*EXERCISE BRIEF*. Below are some entries. Copy each line that holds the string "صاحب".

--- start of DATASET RECORDS ---

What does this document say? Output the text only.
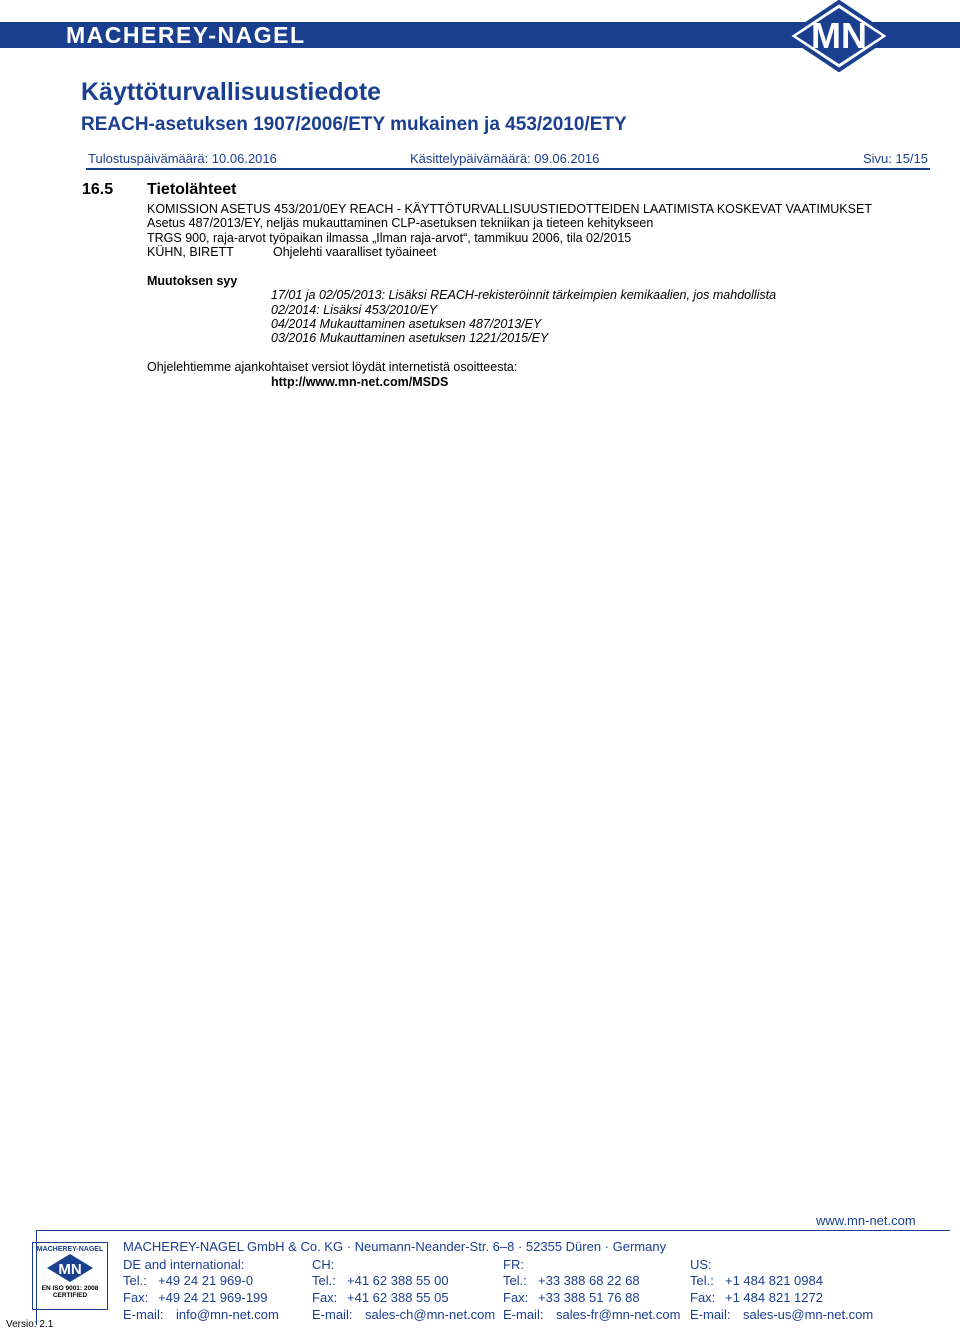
MACHEREY-NAGEL	MN
Käyttöturvallisuustiedote
REACH-asetuksen 1907/2006/ETY mukainen ja 453/2010/ETY
Tulostuspäivämäärä: 10.06.2016	Käsittelypäivämäärä: 09.06.2016	Sivu: 15/15
16.5 Tietolähteet
KOMISSION ASETUS 453/201/0EY REACH - KÄYTTÖTURVALLISUUSTIEDOTTEIDEN LAATIMISTA KOSKEVAT VAATIMUKSET
Asetus 487/2013/EY, neljäs mukauttaminen CLP-asetuksen tekniikan ja tieteen kehitykseen
TRGS 900, raja-arvot työpaikan ilmassa „Ilman raja-arvot“, tammikuu 2006, tila 02/2015
KÜHN, BIRETT	Ohjelehti vaaralliset työaineet
Muutoksen syy
17/01 ja 02/05/2013: Lisäksi REACH-rekisteröinnit tärkeimpien kemikaalien, jos mahdollista
02/2014: Lisäksi 453/2010/EY
04/2014 Mukauttaminen asetuksen 487/2013/EY
03/2016 Mukauttaminen asetuksen 1221/2015/EY
Ohjelehtiemme ajankohtaiset versiot löydät internetistä osoitteesta:
http://www.mn-net.com/MSDS
www.mn-net.com
MACHEREY-NAGEL
MN
EN ISO 9001: 2008
CERTIFIED
Versio: 2.1
MACHEREY-NAGEL GmbH & Co. KG · Neumann-Neander-Str. 6–8 · 52355 Düren · Germany
DE and international:
Tel.: +49 24 21 969-0
Fax: +49 24 21 969-199
E-mail: info@mn-net.com
CH:
Tel.: +41 62 388 55 00
Fax: +41 62 388 55 05
E-mail: sales-ch@mn-net.com
FR:
Tel.: +33 388 68 22 68
Fax: +33 388 51 76 88
E-mail: sales-fr@mn-net.com
US:
Tel.: +1 484 821 0984
Fax: +1 484 821 1272
E-mail: sales-us@mn-net.com
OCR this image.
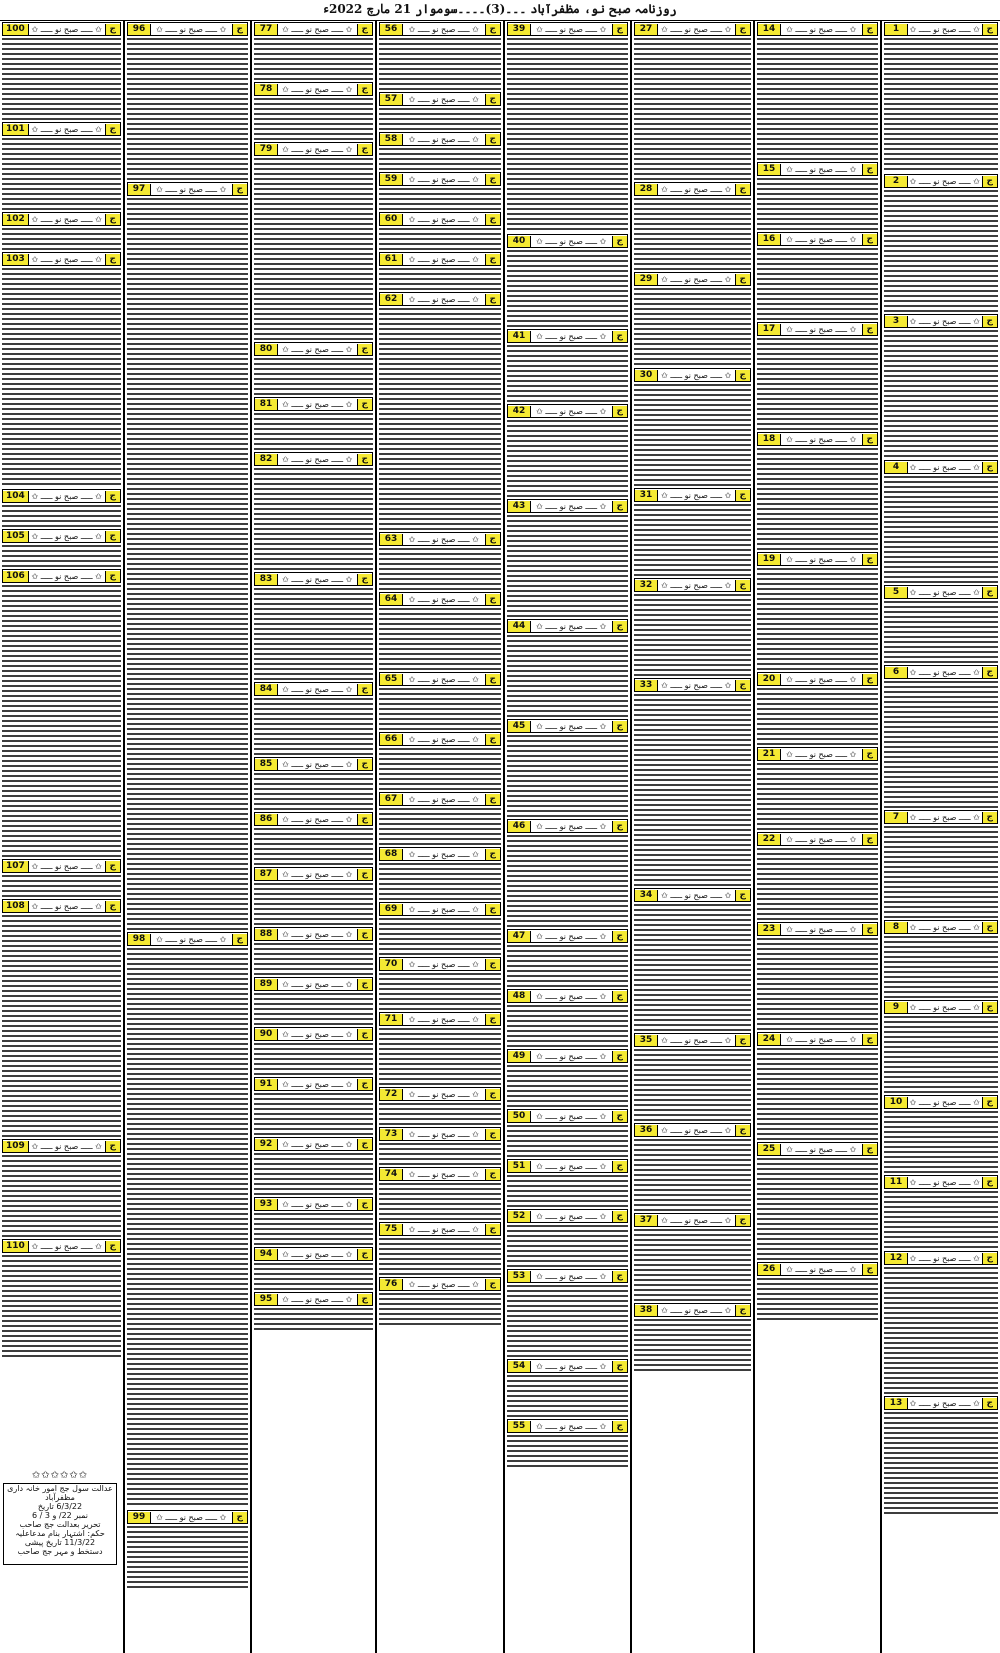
روزنامہ صبح نو، مظفرآباد ۔۔۔(3)۔۔۔۔سوموار 21 مارچ 2022ء
1	✩ ـــــ صبح نو ـــــ ✩ ج
2	✩ ـــــ صبح نو ـــــ ✩ ج
3	✩ ـــــ صبح نو ـــــ ✩ ج
4	✩ ـــــ صبح نو ـــــ ✩ ج
5	✩ ـــــ صبح نو ـــــ ✩ ج
6	✩ ـــــ صبح نو ـــــ ✩ ج
7	✩ ـــــ صبح نو ـــــ ✩ ج
8	✩ ـــــ صبح نو ـــــ ✩ ج
9	✩ ـــــ صبح نو ـــــ ✩ ج
10 ✩ ـــــ صبح نو ـــــ ✩ ج
11 ✩ ـــــ صبح نو ـــــ ✩ ج
12 ✩ ـــــ صبح نو ـــــ ✩ ج
13 ✩ ـــــ صبح نو ـــــ ✩ ج
14	✩ ـــــ صبح نو ـــــ ✩	ج
15	✩ ـــــ صبح نو ـــــ ✩	ج
16	✩ ـــــ صبح نو ـــــ ✩	ج
17	✩ ـــــ صبح نو ـــــ ✩	ج
18	✩ ـــــ صبح نو ـــــ ✩	ج
19	✩ ـــــ صبح نو ـــــ ✩	ج
20	✩ ـــــ صبح نو ـــــ ✩	ج
21	✩ ـــــ صبح نو ـــــ ✩	ج
22	✩ ـــــ صبح نو ـــــ ✩	ج
23	✩ ـــــ صبح نو ـــــ ✩	ج
24	✩ ـــــ صبح نو ـــــ ✩	ج
25	✩ ـــــ صبح نو ـــــ ✩	ج
26	✩ ـــــ صبح نو ـــــ ✩	ج
27	✩ ـــــ صبح نو ـــــ ✩ ج
28	✩ ـــــ صبح نو ـــــ ✩ ج
29	✩ ـــــ صبح نو ـــــ ✩ ج
30	✩ ـــــ صبح نو ـــــ ✩ ج
31	✩ ـــــ صبح نو ـــــ ✩ ج
32	✩ ـــــ صبح نو ـــــ ✩ ج
33	✩ ـــــ صبح نو ـــــ ✩ ج
34	✩ ـــــ صبح نو ـــــ ✩ ج
35	✩ ـــــ صبح نو ـــــ ✩ ج
36	✩ ـــــ صبح نو ـــــ ✩ ج
37	✩ ـــــ صبح نو ـــــ ✩ ج
38	✩ ـــــ صبح نو ـــــ ✩ ج
39	✩ ـــــ صبح نو ـــــ ✩	ج
40	✩ ـــــ صبح نو ـــــ ✩	ج
41	✩ ـــــ صبح نو ـــــ ✩	ج
42	✩ ـــــ صبح نو ـــــ ✩	ج
43	✩ ـــــ صبح نو ـــــ ✩	ج
44	✩ ـــــ صبح نو ـــــ ✩	ج
45	✩ ـــــ صبح نو ـــــ ✩	ج
46	✩ ـــــ صبح نو ـــــ ✩	ج
47	✩ ـــــ صبح نو ـــــ ✩	ج
48	✩ ـــــ صبح نو ـــــ ✩	ج
49	✩ ـــــ صبح نو ـــــ ✩	ج
50	✩ ـــــ صبح نو ـــــ ✩	ج
51	✩ ـــــ صبح نو ـــــ ✩	ج
52	✩ ـــــ صبح نو ـــــ ✩	ج
53	✩ ـــــ صبح نو ـــــ ✩	ج
54	✩ ـــــ صبح نو ـــــ ✩	ج
55	✩ ـــــ صبح نو ـــــ ✩	ج
56	✩ ـــــ صبح نو ـــــ ✩	ج
57	✩ ـــــ صبح نو ـــــ ✩	ج
58	✩ ـــــ صبح نو ـــــ ✩	ج
59	✩ ـــــ صبح نو ـــــ ✩	ج
60	✩ ـــــ صبح نو ـــــ ✩	ج
61	✩ ـــــ صبح نو ـــــ ✩	ج
62	✩ ـــــ صبح نو ـــــ ✩	ج
63	✩ ـــــ صبح نو ـــــ ✩	ج
64	✩ ـــــ صبح نو ـــــ ✩	ج
65	✩ ـــــ صبح نو ـــــ ✩	ج
66	✩ ـــــ صبح نو ـــــ ✩	ج
67	✩ ـــــ صبح نو ـــــ ✩	ج
68	✩ ـــــ صبح نو ـــــ ✩	ج
69	✩ ـــــ صبح نو ـــــ ✩	ج
70	✩ ـــــ صبح نو ـــــ ✩	ج
71	✩ ـــــ صبح نو ـــــ ✩	ج
72	✩ ـــــ صبح نو ـــــ ✩	ج
73	✩ ـــــ صبح نو ـــــ ✩	ج
74	✩ ـــــ صبح نو ـــــ ✩	ج
75	✩ ـــــ صبح نو ـــــ ✩	ج
76	✩ ـــــ صبح نو ـــــ ✩	ج
77	✩ ـــــ صبح نو ـــــ ✩	ج
78	✩ ـــــ صبح نو ـــــ ✩	ج
79	✩ ـــــ صبح نو ـــــ ✩	ج
80	✩ ـــــ صبح نو ـــــ ✩	ج
81	✩ ـــــ صبح نو ـــــ ✩	ج
82	✩ ـــــ صبح نو ـــــ ✩	ج
83	✩ ـــــ صبح نو ـــــ ✩	ج
84	✩ ـــــ صبح نو ـــــ ✩	ج
85	✩ ـــــ صبح نو ـــــ ✩	ج
86	✩ ـــــ صبح نو ـــــ ✩	ج
87	✩ ـــــ صبح نو ـــــ ✩	ج
88	✩ ـــــ صبح نو ـــــ ✩	ج
89	✩ ـــــ صبح نو ـــــ ✩	ج
90	✩ ـــــ صبح نو ـــــ ✩	ج
91	✩ ـــــ صبح نو ـــــ ✩	ج
92	✩ ـــــ صبح نو ـــــ ✩	ج
93	✩ ـــــ صبح نو ـــــ ✩	ج
94	✩ ـــــ صبح نو ـــــ ✩	ج
95	✩ ـــــ صبح نو ـــــ ✩	ج
96	✩ ـــــ صبح نو ـــــ ✩	ج
97	✩ ـــــ صبح نو ـــــ ✩	ج
98	✩ ـــــ صبح نو ـــــ ✩	ج
99	✩ ـــــ صبح نو ـــــ ✩	ج
100 ✩ ـــــ صبح نو ـــــ ✩ ج
101 ✩ ـــــ صبح نو ـــــ ✩ ج
102 ✩ ـــــ صبح نو ـــــ ✩ ج
103 ✩ ـــــ صبح نو ـــــ ✩ ج
104 ✩ ـــــ صبح نو ـــــ ✩ ج
105 ✩ ـــــ صبح نو ـــــ ✩ ج
106 ✩ ـــــ صبح نو ـــــ ✩ ج
107 ✩ ـــــ صبح نو ـــــ ✩ ج
108 ✩ ـــــ صبح نو ـــــ ✩ ج
109 ✩ ـــــ صبح نو ـــــ ✩ ج
110 ✩ ـــــ صبح نو ـــــ ✩ ج
✩✩✩✩✩✩
عدالت سول جج امور خانہ داری مظفرآباد
6/3/22 تاریخ
نمبر 22/ و 3 / 6
تحریر بعدالت جج صاحب
حکم: اشتہار بنام مدعاعلیہ
11/3/22 تاریخ پیشی
دستخط و مہر جج صاحب
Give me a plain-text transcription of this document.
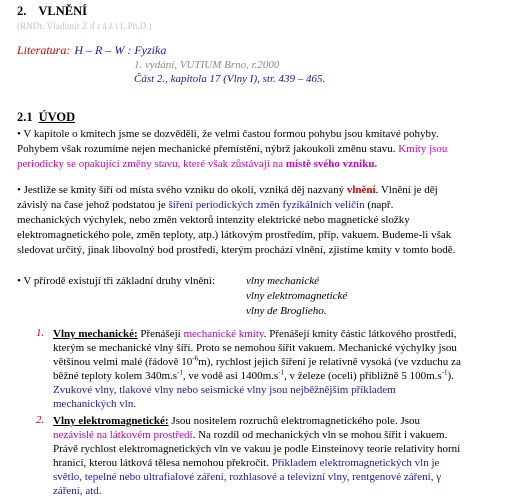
2. VLNĚNÍ
(RNDr. Vladimír Z d r á ž i l, Ph.D.)
Literatura: H – R – W : Fyzika
1. vydání, VUTIUM Brno, r.2000
Část 2., kapitola 17 (Vlny I), str. 439 – 465.
2.1 ÚVOD
• V kapitole o kmitech jsme se dozvěděli, že velmi častou formou pohybu jsou kmitavé pohyby.
Pohybem však rozumíme nejen mechanické přemístění, nýbrž jakoukoli změnu stavu. Kmity jsou
periodicky se opakující změny stavu, které však zůstávají na místě svého vzniku.
• Jestliže se kmity šíří od místa svého vzniku do okolí, vzniká děj nazvaný vlnění. Vlnění je děj
závislý na čase jehož podstatou je šíření periodických změn fyzikálních veličin (např.
mechanických výchylek, nebo změn vektorů intenzity elektrické nebo magnetické složky
elektromagnetického pole, změn teploty, atp.) látkovým prostředím, příp. vakuem. Budeme-li však
sledovat určitý, jinak libovolný bod prostředí, kterým prochází vlnění, zjistíme kmity v tomto bodě.
• V přírodě existují tři základní druhy vlnění:	vlny mechanické
vlny elektromagnetické
vlny de Broglieho.
1. Vlny mechanické: Přenášejí mechanické kmity. Přenášejí kmity částic látkového prostředí,
kterým se mechanické vlny šíří. Proto se nemohou šířit vakuem. Mechanické výchylky jsou
většinou velmi malé (řádově $10^{-6}m$), rychlost jejich šíření je relativně vysoká (ve vzduchu za
běžné teploty kolem $340m.s^{-1}$, ve vodě asi $1400m.s^{-1}$, v železe (oceli) přibližně 5 $100m.s^{-1}$).
Zvukové vlny, tlakové vlny nebo seismické vlny jsou nejběžnějším příkladem
mechanických vln.
2. Vlny elektromagnetické: Jsou nositelem rozruchů elektromagnetického pole. Jsou
nezávislé na látkovém prostředí. Na rozdíl od mechanických vln se mohou šířit i vakuem.
Právě rychlost elektromagnetických vln ve vakuu je podle Einsteinovy teorie relativity horní
hranicí, kterou látková tělesa nemohou překročit. Příkladem elektromagnetických vln je
světlo, tepelné nebo ultrafialové záření, rozhlasové a televizní vlny, rentgenové záření, γ
záření, atd.
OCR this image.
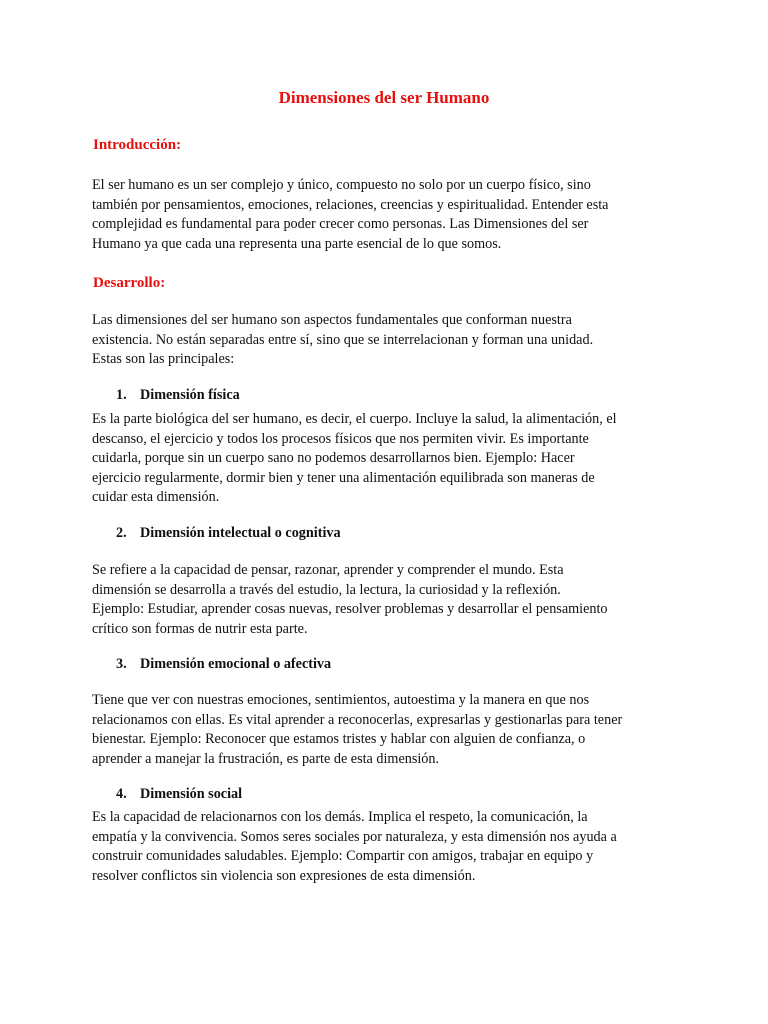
Dimensiones del ser Humano
Introducción:

El ser humano es un ser complejo y único, compuesto no solo por un cuerpo físico, sino
también por pensamientos, emociones, relaciones, creencias y espiritualidad. Entender esta
complejidad es fundamental para poder crecer como personas. Las Dimensiones del ser
Humano ya que cada una representa una parte esencial de lo que somos.

Desarrollo:

Las dimensiones del ser humano son aspectos fundamentales que conforman nuestra
existencia. No están separadas entre sí, sino que se interrelacionan y forman una unidad.
Estas son las principales:

1. Dimensión física

Es la parte biológica del ser humano, es decir, el cuerpo. Incluye la salud, la alimentación, el
descanso, el ejercicio y todos los procesos físicos que nos permiten vivir. Es importante
cuidarla, porque sin un cuerpo sano no podemos desarrollarnos bien. Ejemplo: Hacer
ejercicio regularmente, dormir bien y tener una alimentación equilibrada son maneras de
cuidar esta dimensión.

2. Dimensión intelectual o cognitiva

Se refiere a la capacidad de pensar, razonar, aprender y comprender el mundo. Esta
dimensión se desarrolla a través del estudio, la lectura, la curiosidad y la reflexión.
Ejemplo: Estudiar, aprender cosas nuevas, resolver problemas y desarrollar el pensamiento
crítico son formas de nutrir esta parte.

3. Dimensión emocional o afectiva

Tiene que ver con nuestras emociones, sentimientos, autoestima y la manera en que nos
relacionamos con ellas. Es vital aprender a reconocerlas, expresarlas y gestionarlas para tener
bienestar. Ejemplo: Reconocer que estamos tristes y hablar con alguien de confianza, o
aprender a manejar la frustración, es parte de esta dimensión.

4. Dimensión social

Es la capacidad de relacionarnos con los demás. Implica el respeto, la comunicación, la
empatía y la convivencia. Somos seres sociales por naturaleza, y esta dimensión nos ayuda a
construir comunidades saludables. Ejemplo: Compartir con amigos, trabajar en equipo y
resolver conflictos sin violencia son expresiones de esta dimensión.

--- end of DATASET RECORDS ---

*WORKED ANSWER*.
تحریر بعدالت جج صاحب
دستخط و مہر جج صاحب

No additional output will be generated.